Source rows

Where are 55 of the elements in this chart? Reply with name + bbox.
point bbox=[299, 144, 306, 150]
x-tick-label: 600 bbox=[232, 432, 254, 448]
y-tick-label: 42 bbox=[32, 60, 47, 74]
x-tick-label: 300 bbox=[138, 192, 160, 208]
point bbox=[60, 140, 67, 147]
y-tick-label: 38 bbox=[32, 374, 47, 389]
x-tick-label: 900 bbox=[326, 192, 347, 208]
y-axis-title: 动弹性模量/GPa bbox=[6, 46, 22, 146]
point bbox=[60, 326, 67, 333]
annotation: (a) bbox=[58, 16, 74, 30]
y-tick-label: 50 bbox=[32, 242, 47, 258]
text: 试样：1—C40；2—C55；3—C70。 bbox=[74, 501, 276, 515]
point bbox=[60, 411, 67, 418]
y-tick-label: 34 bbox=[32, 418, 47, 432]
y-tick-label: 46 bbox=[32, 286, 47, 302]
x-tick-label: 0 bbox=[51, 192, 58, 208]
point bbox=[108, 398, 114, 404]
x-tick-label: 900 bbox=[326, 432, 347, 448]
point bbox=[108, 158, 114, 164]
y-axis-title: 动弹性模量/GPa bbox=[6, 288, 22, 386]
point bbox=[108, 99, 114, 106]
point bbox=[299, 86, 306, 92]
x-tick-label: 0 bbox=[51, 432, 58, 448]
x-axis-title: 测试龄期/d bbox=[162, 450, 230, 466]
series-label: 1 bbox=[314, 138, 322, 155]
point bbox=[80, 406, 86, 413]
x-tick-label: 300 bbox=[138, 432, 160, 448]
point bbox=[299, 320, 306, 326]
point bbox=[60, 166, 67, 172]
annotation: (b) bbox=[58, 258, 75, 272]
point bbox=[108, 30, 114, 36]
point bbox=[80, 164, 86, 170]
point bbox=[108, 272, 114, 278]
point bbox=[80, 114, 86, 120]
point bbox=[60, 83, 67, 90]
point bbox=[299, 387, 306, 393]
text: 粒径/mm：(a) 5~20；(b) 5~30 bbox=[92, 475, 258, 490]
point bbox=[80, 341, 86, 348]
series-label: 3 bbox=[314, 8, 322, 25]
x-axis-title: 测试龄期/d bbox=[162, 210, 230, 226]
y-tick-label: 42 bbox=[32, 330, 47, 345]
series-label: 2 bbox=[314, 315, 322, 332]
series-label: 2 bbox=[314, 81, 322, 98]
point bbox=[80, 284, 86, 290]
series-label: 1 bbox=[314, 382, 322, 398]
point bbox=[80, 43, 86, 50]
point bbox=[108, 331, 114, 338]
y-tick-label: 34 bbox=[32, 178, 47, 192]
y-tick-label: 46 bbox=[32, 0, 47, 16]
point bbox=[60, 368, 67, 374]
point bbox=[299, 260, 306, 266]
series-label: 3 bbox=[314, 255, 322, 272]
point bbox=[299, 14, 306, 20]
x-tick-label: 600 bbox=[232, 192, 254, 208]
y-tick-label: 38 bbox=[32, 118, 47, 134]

**WRITTEN PROBLEM:** Copy out every one of the rows above without changing anything.

**CORRECT RESPONSE:**
Where are 55 of the elements in this chart? Reply with name + bbox.
point bbox=[299, 144, 306, 150]
x-tick-label: 600 bbox=[232, 432, 254, 448]
y-tick-label: 42 bbox=[32, 60, 47, 74]
x-tick-label: 300 bbox=[138, 192, 160, 208]
point bbox=[60, 140, 67, 147]
y-tick-label: 38 bbox=[32, 374, 47, 389]
x-tick-label: 900 bbox=[326, 192, 347, 208]
y-axis-title: 动弹性模量/GPa bbox=[6, 46, 22, 146]
point bbox=[60, 326, 67, 333]
annotation: (a) bbox=[58, 16, 74, 30]
y-tick-label: 50 bbox=[32, 242, 47, 258]
text: 试样：1—C40；2—C55；3—C70。 bbox=[74, 501, 276, 515]
point bbox=[60, 411, 67, 418]
y-tick-label: 34 bbox=[32, 418, 47, 432]
y-tick-label: 46 bbox=[32, 286, 47, 302]
x-tick-label: 0 bbox=[51, 192, 58, 208]
point bbox=[108, 398, 114, 404]
x-tick-label: 900 bbox=[326, 432, 347, 448]
point bbox=[108, 158, 114, 164]
y-axis-title: 动弹性模量/GPa bbox=[6, 288, 22, 386]
point bbox=[108, 99, 114, 106]
point bbox=[299, 86, 306, 92]
x-tick-label: 0 bbox=[51, 432, 58, 448]
x-axis-title: 测试龄期/d bbox=[162, 450, 230, 466]
series-label: 1 bbox=[314, 138, 322, 155]
point bbox=[80, 406, 86, 413]
x-tick-label: 300 bbox=[138, 432, 160, 448]
point bbox=[299, 320, 306, 326]
point bbox=[60, 166, 67, 172]
annotation: (b) bbox=[58, 258, 75, 272]
point bbox=[108, 30, 114, 36]
point bbox=[80, 164, 86, 170]
point bbox=[108, 272, 114, 278]
point bbox=[80, 114, 86, 120]
point bbox=[60, 83, 67, 90]
point bbox=[299, 387, 306, 393]
text: 粒径/mm：(a) 5~20；(b) 5~30 bbox=[92, 475, 258, 490]
point bbox=[80, 341, 86, 348]
series-label: 3 bbox=[314, 8, 322, 25]
x-axis-title: 测试龄期/d bbox=[162, 210, 230, 226]
y-tick-label: 42 bbox=[32, 330, 47, 345]
series-label: 2 bbox=[314, 315, 322, 332]
series-label: 2 bbox=[314, 81, 322, 98]
point bbox=[80, 284, 86, 290]
series-label: 1 bbox=[314, 382, 322, 398]
point bbox=[80, 43, 86, 50]
point bbox=[108, 331, 114, 338]
y-tick-label: 34 bbox=[32, 178, 47, 192]
y-tick-label: 46 bbox=[32, 0, 47, 16]
point bbox=[60, 368, 67, 374]
point bbox=[299, 260, 306, 266]
series-label: 3 bbox=[314, 255, 322, 272]
point bbox=[299, 14, 306, 20]
x-tick-label: 600 bbox=[232, 192, 254, 208]
y-tick-label: 38 bbox=[32, 118, 47, 134]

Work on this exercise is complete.